The problem → Here are some entries; quote each one exactly.

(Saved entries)
begin

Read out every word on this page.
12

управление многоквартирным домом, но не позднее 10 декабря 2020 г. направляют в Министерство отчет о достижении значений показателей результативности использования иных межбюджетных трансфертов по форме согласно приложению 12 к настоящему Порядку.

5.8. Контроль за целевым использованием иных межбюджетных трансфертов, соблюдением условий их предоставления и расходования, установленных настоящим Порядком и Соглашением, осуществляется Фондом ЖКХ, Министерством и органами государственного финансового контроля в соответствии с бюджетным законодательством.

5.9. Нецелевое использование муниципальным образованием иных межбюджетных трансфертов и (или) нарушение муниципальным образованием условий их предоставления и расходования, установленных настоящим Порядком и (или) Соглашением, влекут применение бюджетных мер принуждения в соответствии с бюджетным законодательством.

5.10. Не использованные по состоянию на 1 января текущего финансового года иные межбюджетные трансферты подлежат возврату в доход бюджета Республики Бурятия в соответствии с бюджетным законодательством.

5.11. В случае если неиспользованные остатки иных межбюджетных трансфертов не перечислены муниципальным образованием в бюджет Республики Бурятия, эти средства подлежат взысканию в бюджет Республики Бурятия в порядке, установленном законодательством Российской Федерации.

end

Final result →
Read out every word on this page.
12

управление многоквартирным домом, но не позднее 10 декабря 2020 г. направляют в Министерство отчет о достижении значений показателей результативности использования иных межбюджетных трансфертов по форме согласно приложению 12 к настоящему Порядку.

5.8. Контроль за целевым использованием иных межбюджетных трансфертов, соблюдением условий их предоставления и расходования, установленных настоящим Порядком и Соглашением, осуществляется Фондом ЖКХ, Министерством и органами государственного финансового контроля в соответствии с бюджетным законодательством.

5.9. Нецелевое использование муниципальным образованием иных межбюджетных трансфертов и (или) нарушение муниципальным образованием условий их предоставления и расходования, установленных настоящим Порядком и (или) Соглашением, влекут применение бюджетных мер принуждения в соответствии с бюджетным законодательством.

5.10. Не использованные по состоянию на 1 января текущего финансового года иные межбюджетные трансферты подлежат возврату в доход бюджета Республики Бурятия в соответствии с бюджетным законодательством.

5.11. В случае если неиспользованные остатки иных межбюджетных трансфертов не перечислены муниципальным образованием в бюджет Республики Бурятия, эти средства подлежат взысканию в бюджет Республики Бурятия в порядке, установленном законодательством Российской Федерации.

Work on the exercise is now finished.